Work to complete: Give again only the lines from the line that holds "Extract all readable text from this page." to the end of the data, inclusive, omitting all pictures.

Items:
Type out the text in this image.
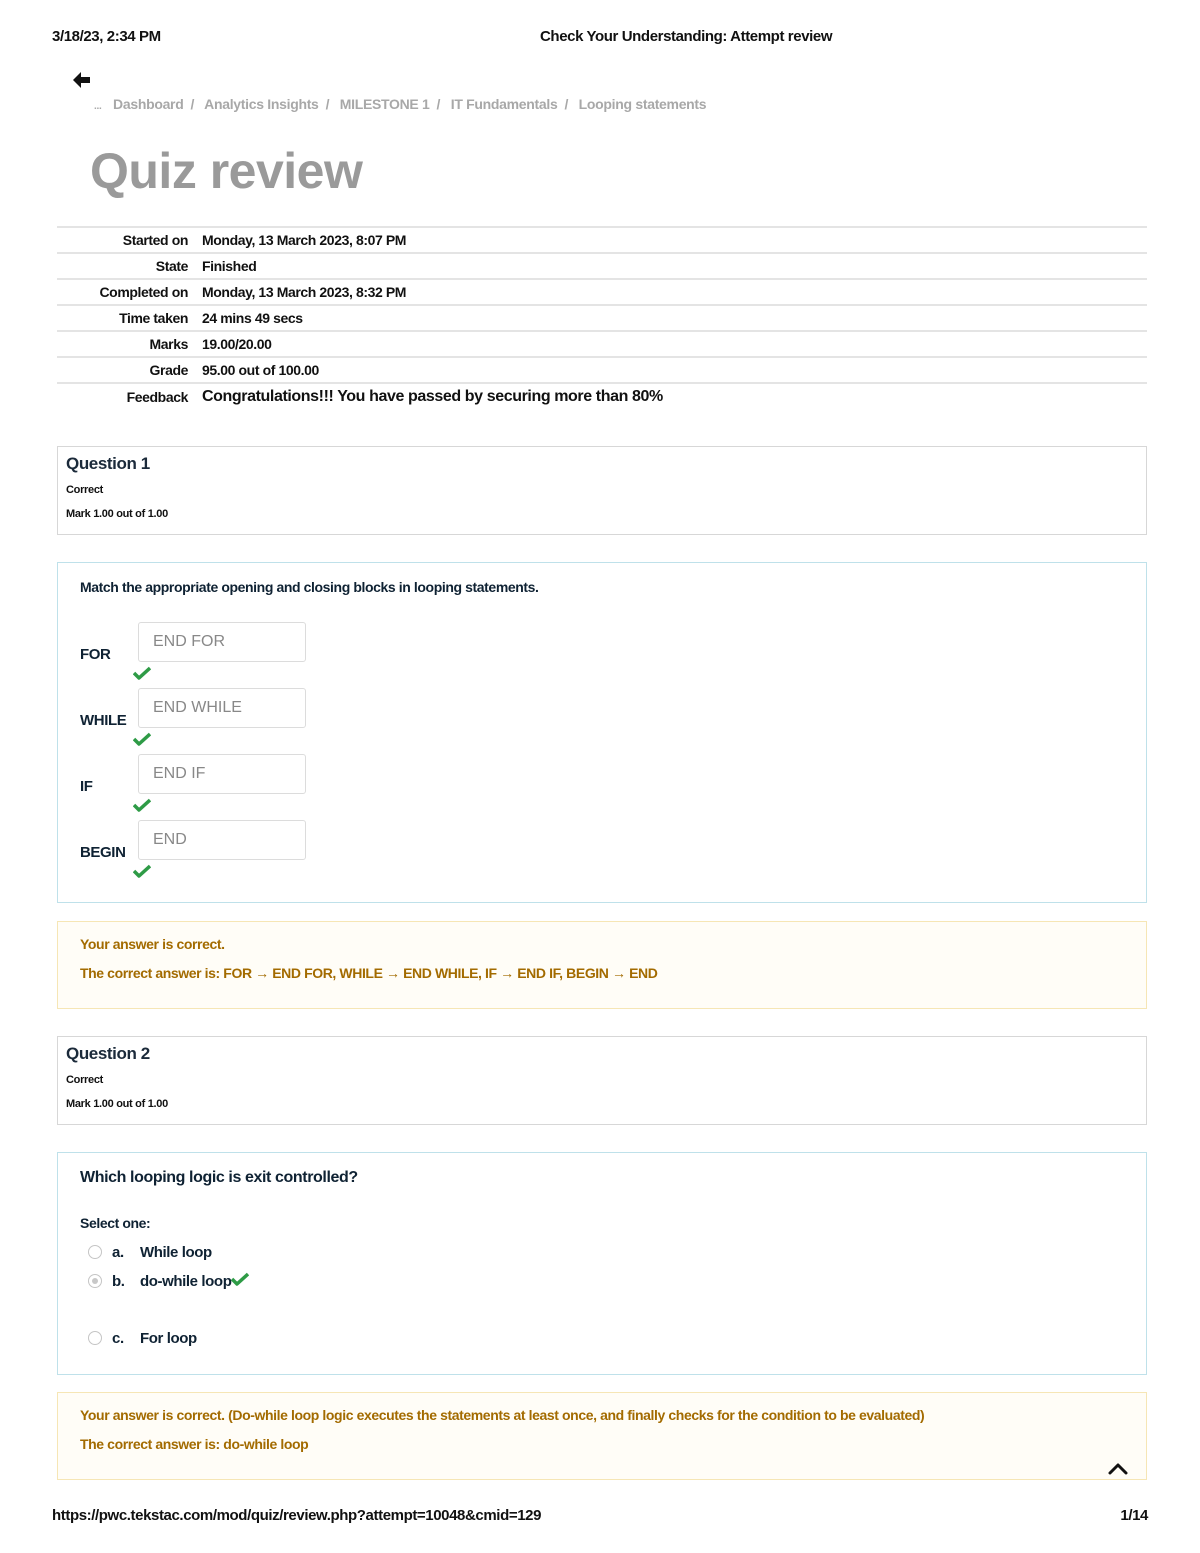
3/18/23, 2:34 PM	Check Your Understanding: Attempt review
... Dashboard / Analytics Insights / MILESTONE 1 / IT Fundamentals / Looping statements
Quiz review
Started on	Monday, 13 March 2023, 8:07 PM
State	Finished
Completed on	Monday, 13 March 2023, 8:32 PM
Time taken	24 mins 49 secs
Marks	19.00/20.00
Grade	95.00 out of 100.00
Feedback	Congratulations!!! You have passed by securing more than 80%
Question 1
Correct
Mark 1.00 out of 1.00
Match the appropriate opening and closing blocks in looping statements.
FOR
END FOR
WHILE
END WHILE
IF
END IF
BEGIN
END
Your answer is correct.
The correct answer is: FOR → END FOR, WHILE → END WHILE, IF → END IF, BEGIN → END
Question 2
Correct
Mark 1.00 out of 1.00
Which looping logic is exit controlled?
Select one:
a. While loop
b. do-while loop
c. For loop
Your answer is correct. (Do-while loop logic executes the statements at least once, and finally checks for the condition to be evaluated)
The correct answer is: do-while loop
https://pwc.tekstac.com/mod/quiz/review.php?attempt=10048&cmid=129	1/14
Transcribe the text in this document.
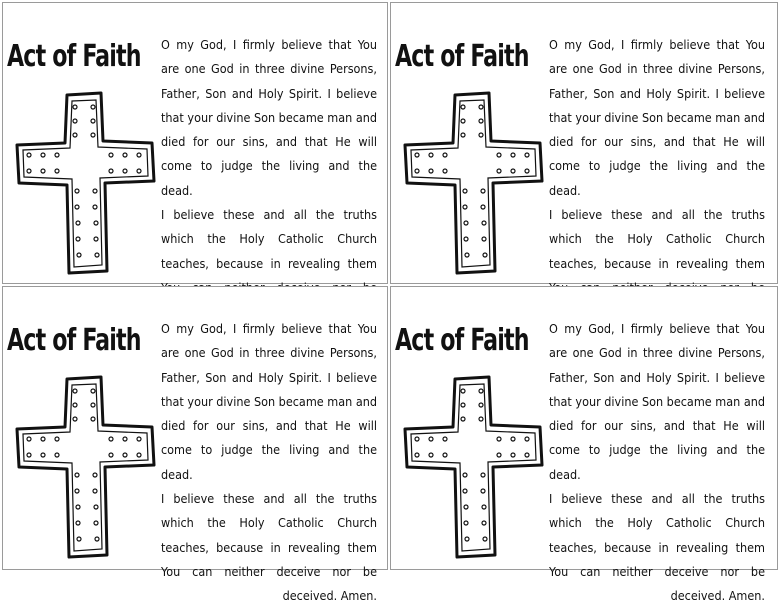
Act of Faith O my God, I firmly believe that You are one God in three divine Persons, Father, Son and Holy Spirit. I believe that your divine Son became man and died for our sins, and that He will come to judge the living and the dead.

I believe these and all the truths which the Holy Catholic Church teaches, because in revealing them

Act of Faith O my God, I firmly believe that You are one God in three divine Persons, Father, Son and Holy Spirit. I believe that your divine Son became man and died for our sins, and that He will come to judge the living and the dead.

I believe these and all the truths which the Holy Catholic Church teaches, because in revealing them

Act of Faith O my God, I firmly believe that You are one God in three divine Persons, Father, Son and Holy Spirit. I believe that your divine Son became man and died for our sins, and that He will come to judge the living and the dead.

I believe these and all the truths which the Holy Catholic Church teaches, because in revealing them You can neither deceive nor be deceived. Amen.

Act of Faith O my God, I firmly believe that You are one God in three divine Persons, Father, Son and Holy Spirit. I believe that your divine Son became man and died for our sins, and that He will come to judge the living and the dead.

I believe these and all the truths which the Holy Catholic Church teaches, because in revealing them You can neither deceive nor be deceived. Amen.
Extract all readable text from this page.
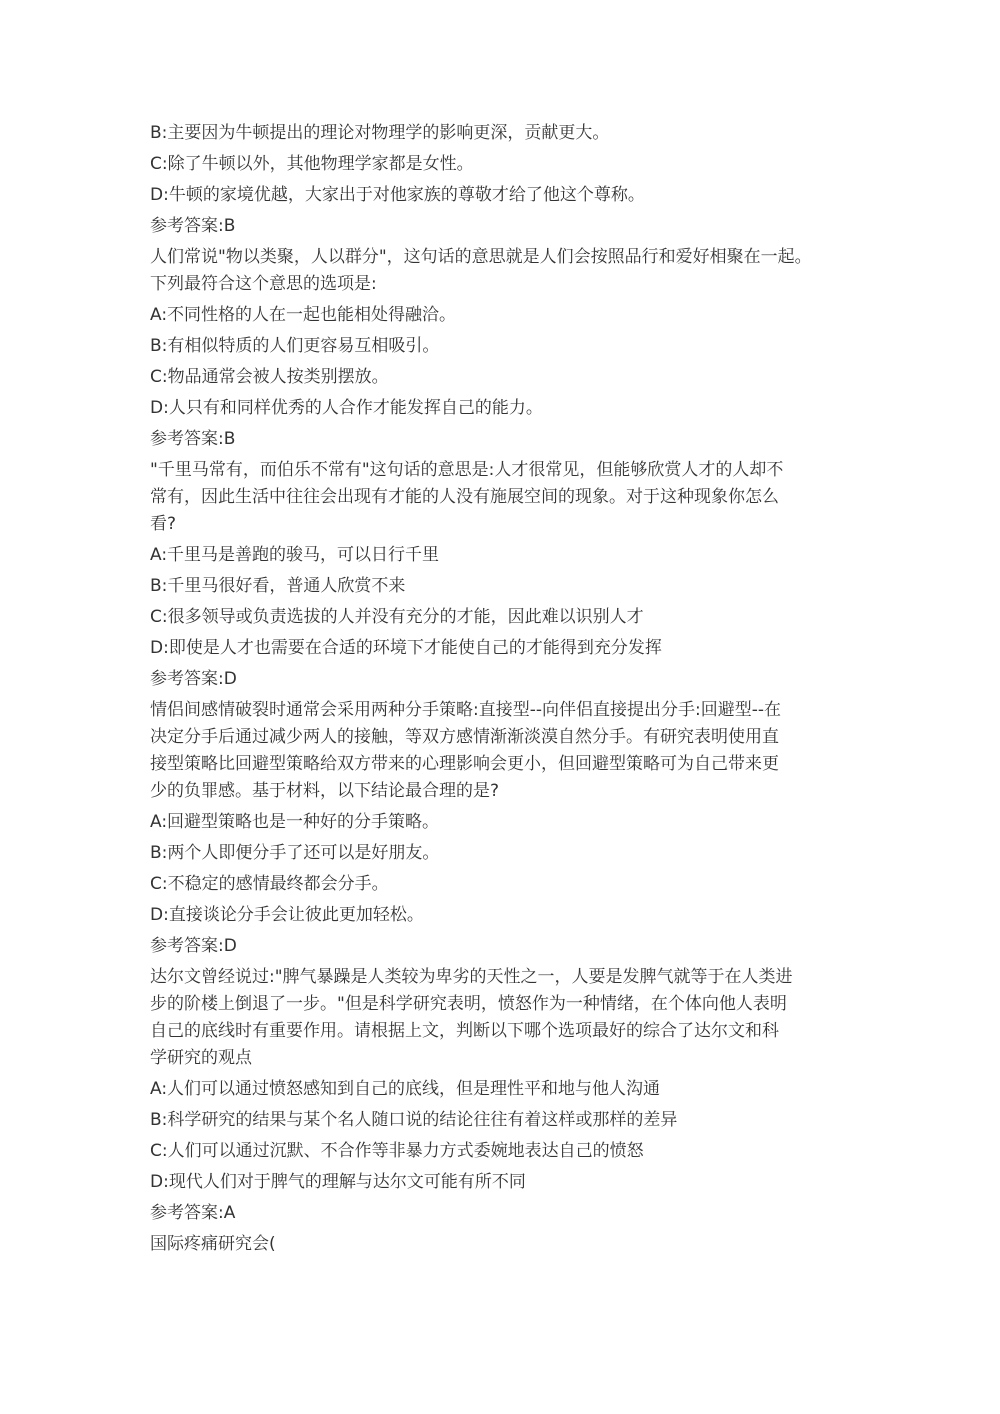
B:主要因为牛顿提出的理论对物理学的影响更深，贡献更大。
C:除了牛顿以外，其他物理学家都是女性。
D:牛顿的家境优越，大家出于对他家族的尊敬才给了他这个尊称。
参考答案:B
人们常说"物以类聚，人以群分"，这句话的意思就是人们会按照品行和爱好相聚在一起。
下列最符合这个意思的选项是:
A:不同性格的人在一起也能相处得融洽。
B:有相似特质的人们更容易互相吸引。
C:物品通常会被人按类别摆放。
D:人只有和同样优秀的人合作才能发挥自己的能力。
参考答案:B
"千里马常有，而伯乐不常有"这句话的意思是:人才很常见，但能够欣赏人才的人却不
常有，因此生活中往往会出现有才能的人没有施展空间的现象。对于这种现象你怎么
看?
A:千里马是善跑的骏马，可以日行千里
B:千里马很好看，普通人欣赏不来
C:很多领导或负责选拔的人并没有充分的才能，因此难以识别人才
D:即使是人才也需要在合适的环境下才能使自己的才能得到充分发挥
参考答案:D
情侣间感情破裂时通常会采用两种分手策略:直接型--向伴侣直接提出分手:回避型--在
决定分手后通过减少两人的接触，等双方感情渐渐淡漠自然分手。有研究表明使用直
接型策略比回避型策略给双方带来的心理影响会更小，但回避型策略可为自己带来更
少的负罪感。基于材料，以下结论最合理的是?
A:回避型策略也是一种好的分手策略。
B:两个人即便分手了还可以是好朋友。
C:不稳定的感情最终都会分手。
D:直接谈论分手会让彼此更加轻松。
参考答案:D
达尔文曾经说过:"脾气暴躁是人类较为卑劣的天性之一，人要是发脾气就等于在人类进
步的阶楼上倒退了一步。"但是科学研究表明，愤怒作为一种情绪，在个体向他人表明
自己的底线时有重要作用。请根据上文，判断以下哪个选项最好的综合了达尔文和科
学研究的观点
A:人们可以通过愤怒感知到自己的底线，但是理性平和地与他人沟通
B:科学研究的结果与某个名人随口说的结论往往有着这样或那样的差异
C:人们可以通过沉默、不合作等非暴力方式委婉地表达自己的愤怒
D:现代人们对于脾气的理解与达尔文可能有所不同
参考答案:A
国际疼痛研究会(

Task result:
Extract all readable text from this page.
B:主要因为牛顿提出的理论对物理学的影响更深，贡献更大。
C:除了牛顿以外，其他物理学家都是女性。
D:牛顿的家境优越，大家出于对他家族的尊敬才给了他这个尊称。
参考答案:B
人们常说"物以类聚，人以群分"，这句话的意思就是人们会按照品行和爱好相聚在一起。
下列最符合这个意思的选项是:
A:不同性格的人在一起也能相处得融洽。
B:有相似特质的人们更容易互相吸引。
C:物品通常会被人按类别摆放。
D:人只有和同样优秀的人合作才能发挥自己的能力。
参考答案:B
"千里马常有，而伯乐不常有"这句话的意思是:人才很常见，但能够欣赏人才的人却不
常有，因此生活中往往会出现有才能的人没有施展空间的现象。对于这种现象你怎么
看?
A:千里马是善跑的骏马，可以日行千里
B:千里马很好看，普通人欣赏不来
C:很多领导或负责选拔的人并没有充分的才能，因此难以识别人才
D:即使是人才也需要在合适的环境下才能使自己的才能得到充分发挥
参考答案:D
情侣间感情破裂时通常会采用两种分手策略:直接型--向伴侣直接提出分手:回避型--在
决定分手后通过减少两人的接触，等双方感情渐渐淡漠自然分手。有研究表明使用直
接型策略比回避型策略给双方带来的心理影响会更小，但回避型策略可为自己带来更
少的负罪感。基于材料，以下结论最合理的是?
A:回避型策略也是一种好的分手策略。
B:两个人即便分手了还可以是好朋友。
C:不稳定的感情最终都会分手。
D:直接谈论分手会让彼此更加轻松。
参考答案:D
达尔文曾经说过:"脾气暴躁是人类较为卑劣的天性之一，人要是发脾气就等于在人类进
步的阶楼上倒退了一步。"但是科学研究表明，愤怒作为一种情绪，在个体向他人表明
自己的底线时有重要作用。请根据上文，判断以下哪个选项最好的综合了达尔文和科
学研究的观点
A:人们可以通过愤怒感知到自己的底线，但是理性平和地与他人沟通
B:科学研究的结果与某个名人随口说的结论往往有着这样或那样的差异
C:人们可以通过沉默、不合作等非暴力方式委婉地表达自己的愤怒
D:现代人们对于脾气的理解与达尔文可能有所不同
参考答案:A
国际疼痛研究会(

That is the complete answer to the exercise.